(Lines of data)
--- START ---
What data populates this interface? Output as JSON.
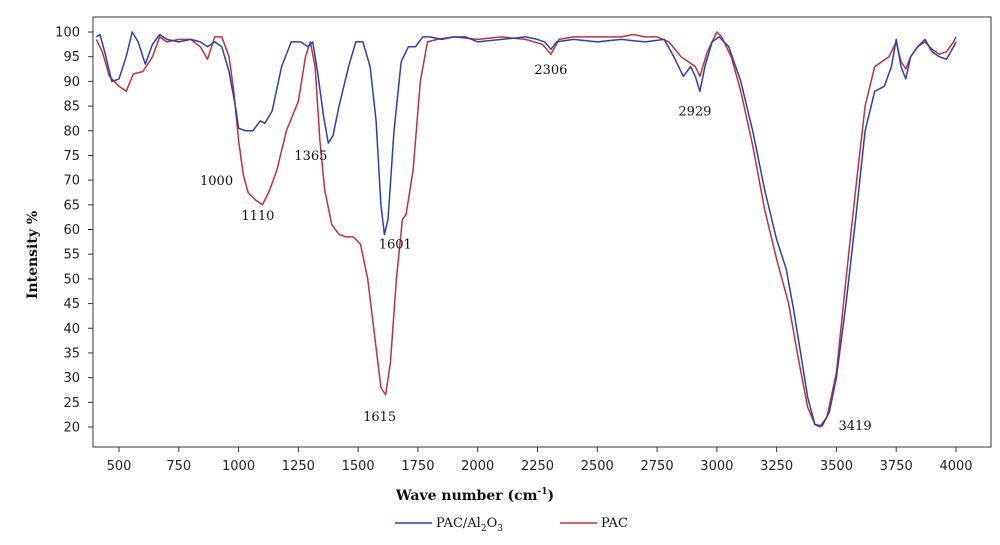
{
  "chart_data": {
    "type": "line",
    "xlabel_main": "Wave number (cm",
    "xlabel_sup": "-1",
    "xlabel_close": ")",
    "ylabel": "Intensity %",
    "xlim": [
      400,
      4000
    ],
    "ylim": [
      20,
      100
    ],
    "x_ticks": [
      500,
      750,
      1000,
      1250,
      1500,
      1750,
      2000,
      2250,
      2500,
      2750,
      3000,
      3250,
      3500,
      3750,
      4000
    ],
    "y_ticks": [
      20,
      25,
      30,
      35,
      40,
      45,
      50,
      55,
      60,
      65,
      70,
      75,
      80,
      85,
      90,
      95,
      100
    ],
    "grid": false,
    "legend_position": "bottom-center",
    "series": [
      {
        "name": "PAC/Al2O3",
        "legend": {
          "main": "PAC/Al",
          "sub1": "2",
          "mid": "O",
          "sub2": "3"
        },
        "color": "#2b3fb5",
        "points": [
          [
            405,
            99
          ],
          [
            420,
            99.5
          ],
          [
            440,
            96
          ],
          [
            470,
            90
          ],
          [
            500,
            90.5
          ],
          [
            530,
            95
          ],
          [
            555,
            100
          ],
          [
            580,
            98
          ],
          [
            610,
            93.5
          ],
          [
            640,
            97.5
          ],
          [
            670,
            99.5
          ],
          [
            700,
            98.5
          ],
          [
            750,
            98
          ],
          [
            800,
            98.5
          ],
          [
            840,
            98
          ],
          [
            870,
            97
          ],
          [
            900,
            98
          ],
          [
            930,
            97
          ],
          [
            960,
            92
          ],
          [
            990,
            84
          ],
          [
            1000,
            80.5
          ],
          [
            1030,
            80
          ],
          [
            1060,
            80
          ],
          [
            1090,
            82
          ],
          [
            1110,
            81.5
          ],
          [
            1140,
            84
          ],
          [
            1180,
            93
          ],
          [
            1220,
            98
          ],
          [
            1260,
            98
          ],
          [
            1290,
            97
          ],
          [
            1310,
            98
          ],
          [
            1330,
            92
          ],
          [
            1355,
            83
          ],
          [
            1375,
            77.5
          ],
          [
            1395,
            79
          ],
          [
            1420,
            85
          ],
          [
            1460,
            93
          ],
          [
            1490,
            98
          ],
          [
            1520,
            98
          ],
          [
            1550,
            93
          ],
          [
            1575,
            82
          ],
          [
            1595,
            65
          ],
          [
            1610,
            59
          ],
          [
            1625,
            62
          ],
          [
            1650,
            80
          ],
          [
            1680,
            94
          ],
          [
            1710,
            97
          ],
          [
            1740,
            97
          ],
          [
            1770,
            99
          ],
          [
            1800,
            99
          ],
          [
            1850,
            98.5
          ],
          [
            1900,
            99
          ],
          [
            1950,
            99
          ],
          [
            2000,
            98
          ],
          [
            2100,
            98.5
          ],
          [
            2200,
            99
          ],
          [
            2250,
            98.5
          ],
          [
            2280,
            98
          ],
          [
            2306,
            96.5
          ],
          [
            2330,
            98
          ],
          [
            2400,
            98.5
          ],
          [
            2500,
            98
          ],
          [
            2600,
            98.5
          ],
          [
            2700,
            98
          ],
          [
            2780,
            98.5
          ],
          [
            2820,
            95
          ],
          [
            2860,
            91
          ],
          [
            2890,
            93
          ],
          [
            2910,
            91
          ],
          [
            2929,
            88
          ],
          [
            2950,
            93
          ],
          [
            2980,
            98
          ],
          [
            3010,
            99
          ],
          [
            3050,
            97
          ],
          [
            3100,
            90
          ],
          [
            3150,
            80
          ],
          [
            3200,
            68
          ],
          [
            3250,
            58
          ],
          [
            3290,
            52
          ],
          [
            3320,
            44
          ],
          [
            3350,
            35
          ],
          [
            3380,
            26
          ],
          [
            3410,
            20.5
          ],
          [
            3440,
            20.2
          ],
          [
            3470,
            23
          ],
          [
            3500,
            30
          ],
          [
            3540,
            45
          ],
          [
            3580,
            62
          ],
          [
            3620,
            80
          ],
          [
            3660,
            88
          ],
          [
            3700,
            89
          ],
          [
            3730,
            93
          ],
          [
            3750,
            98.5
          ],
          [
            3770,
            93
          ],
          [
            3790,
            90.5
          ],
          [
            3810,
            95
          ],
          [
            3840,
            97
          ],
          [
            3870,
            98.5
          ],
          [
            3900,
            96
          ],
          [
            3930,
            95
          ],
          [
            3960,
            94.5
          ],
          [
            3990,
            97
          ],
          [
            4000,
            98
          ]
        ]
      },
      {
        "name": "PAC",
        "legend": {
          "main": "PAC"
        },
        "color": "#c0303d",
        "points": [
          [
            405,
            98.5
          ],
          [
            430,
            96
          ],
          [
            460,
            91
          ],
          [
            500,
            89
          ],
          [
            530,
            88
          ],
          [
            560,
            91.5
          ],
          [
            600,
            92
          ],
          [
            640,
            95
          ],
          [
            670,
            99
          ],
          [
            700,
            98
          ],
          [
            750,
            98.5
          ],
          [
            800,
            98.5
          ],
          [
            840,
            97
          ],
          [
            870,
            94.5
          ],
          [
            900,
            99
          ],
          [
            930,
            99
          ],
          [
            960,
            95
          ],
          [
            980,
            88
          ],
          [
            1000,
            78
          ],
          [
            1020,
            71
          ],
          [
            1040,
            67.5
          ],
          [
            1070,
            66
          ],
          [
            1100,
            65
          ],
          [
            1130,
            68
          ],
          [
            1160,
            72
          ],
          [
            1200,
            80
          ],
          [
            1250,
            86
          ],
          [
            1280,
            95
          ],
          [
            1300,
            98
          ],
          [
            1320,
            93
          ],
          [
            1340,
            78
          ],
          [
            1360,
            68
          ],
          [
            1390,
            61
          ],
          [
            1420,
            59
          ],
          [
            1450,
            58.5
          ],
          [
            1480,
            58.5
          ],
          [
            1510,
            57
          ],
          [
            1540,
            50
          ],
          [
            1570,
            38
          ],
          [
            1595,
            28
          ],
          [
            1615,
            26.5
          ],
          [
            1635,
            33
          ],
          [
            1660,
            50
          ],
          [
            1685,
            62
          ],
          [
            1700,
            63
          ],
          [
            1730,
            72
          ],
          [
            1760,
            90
          ],
          [
            1790,
            98
          ],
          [
            1830,
            98.5
          ],
          [
            1900,
            99
          ],
          [
            2000,
            98.5
          ],
          [
            2100,
            99
          ],
          [
            2200,
            98.5
          ],
          [
            2270,
            97.5
          ],
          [
            2306,
            95.5
          ],
          [
            2340,
            98.5
          ],
          [
            2400,
            99
          ],
          [
            2500,
            99
          ],
          [
            2600,
            99
          ],
          [
            2650,
            99.5
          ],
          [
            2700,
            99
          ],
          [
            2750,
            99
          ],
          [
            2800,
            98
          ],
          [
            2850,
            95
          ],
          [
            2880,
            94
          ],
          [
            2910,
            93
          ],
          [
            2929,
            91
          ],
          [
            2960,
            96
          ],
          [
            3000,
            100
          ],
          [
            3020,
            99
          ],
          [
            3060,
            95
          ],
          [
            3100,
            88
          ],
          [
            3150,
            77
          ],
          [
            3200,
            64
          ],
          [
            3250,
            54
          ],
          [
            3300,
            45
          ],
          [
            3340,
            34
          ],
          [
            3380,
            24
          ],
          [
            3410,
            20.5
          ],
          [
            3430,
            20
          ],
          [
            3460,
            22
          ],
          [
            3500,
            31
          ],
          [
            3540,
            50
          ],
          [
            3580,
            68
          ],
          [
            3620,
            85
          ],
          [
            3660,
            93
          ],
          [
            3690,
            94
          ],
          [
            3720,
            95
          ],
          [
            3750,
            98
          ],
          [
            3770,
            94
          ],
          [
            3790,
            92.5
          ],
          [
            3810,
            95
          ],
          [
            3840,
            97
          ],
          [
            3870,
            98
          ],
          [
            3900,
            96.5
          ],
          [
            3930,
            95.5
          ],
          [
            3960,
            96
          ],
          [
            3990,
            98
          ],
          [
            4000,
            99
          ]
        ]
      }
    ],
    "annotations": [
      {
        "text": "1000",
        "x": 1000,
        "y": 80
      },
      {
        "text": "1110",
        "x": 1110,
        "y": 65
      },
      {
        "text": "1365",
        "x": 1365,
        "y": 77.5
      },
      {
        "text": "1601",
        "x": 1601,
        "y": 59
      },
      {
        "text": "1615",
        "x": 1615,
        "y": 26.5
      },
      {
        "text": "2306",
        "x": 2306,
        "y": 95.5
      },
      {
        "text": "2929",
        "x": 2929,
        "y": 88
      },
      {
        "text": "3419",
        "x": 3419,
        "y": 20
      }
    ]
  }
}
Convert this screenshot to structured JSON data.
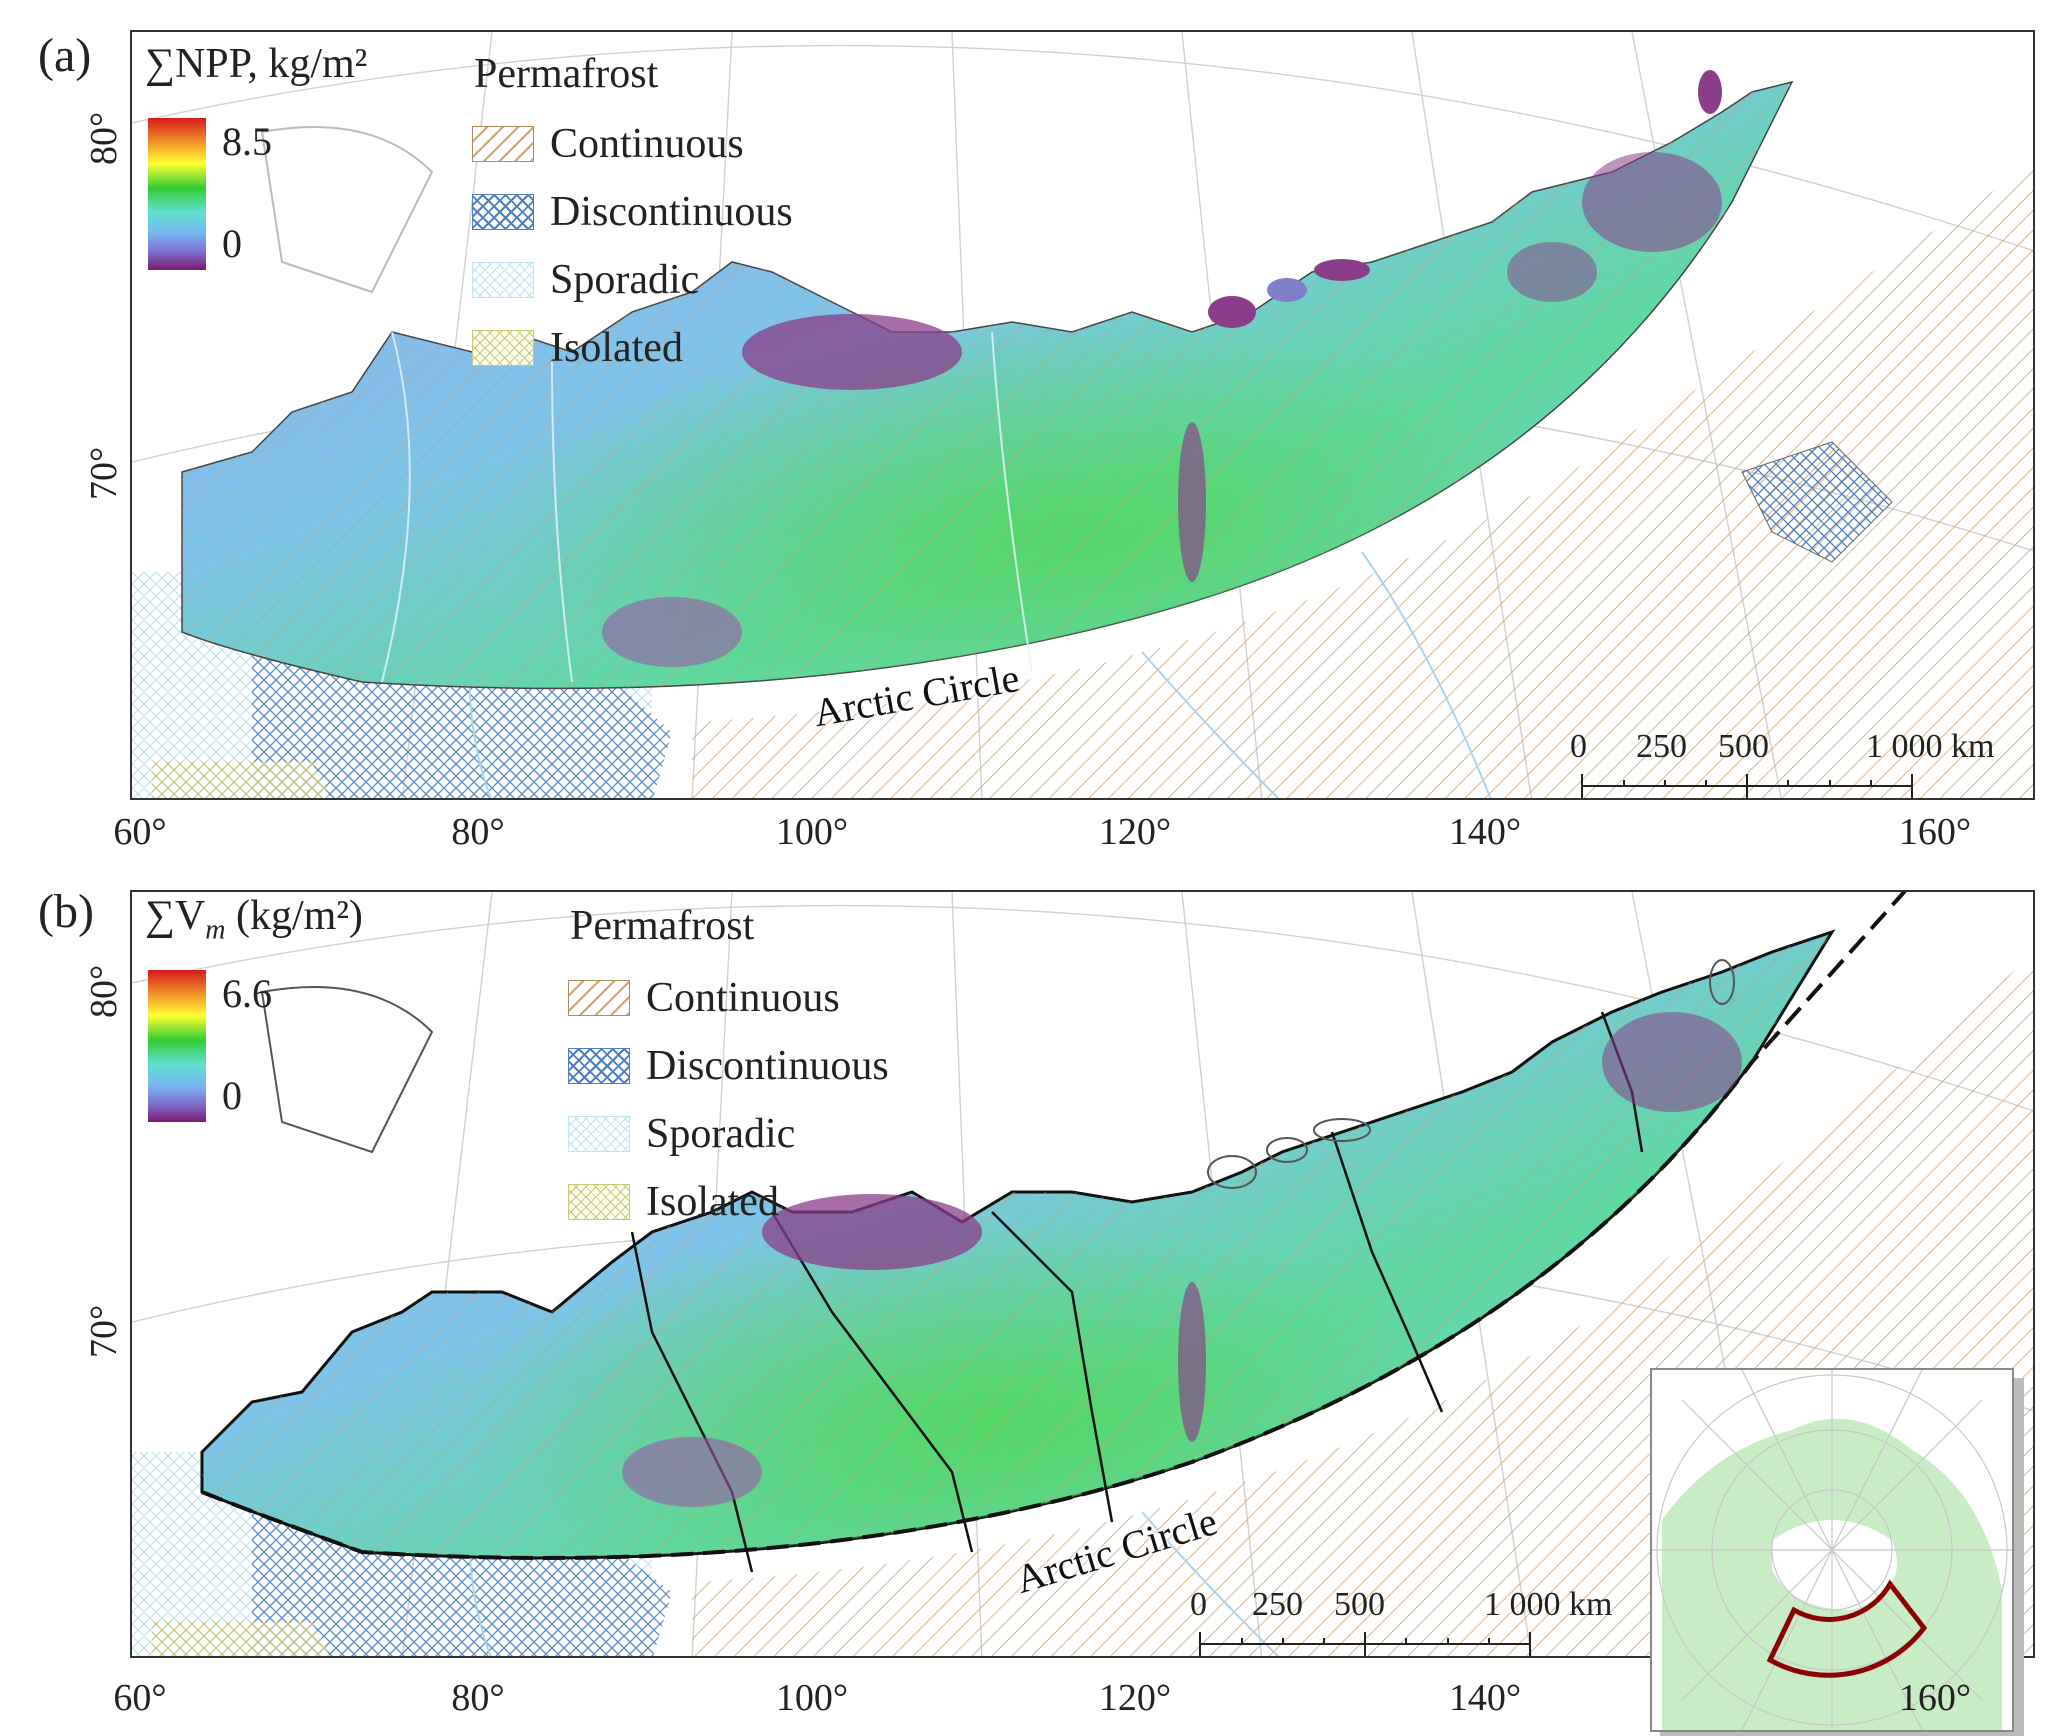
--- END ---
Problem requirements: Across the records, how many lines contain "this"? Only the number should be given.

Written solution: 2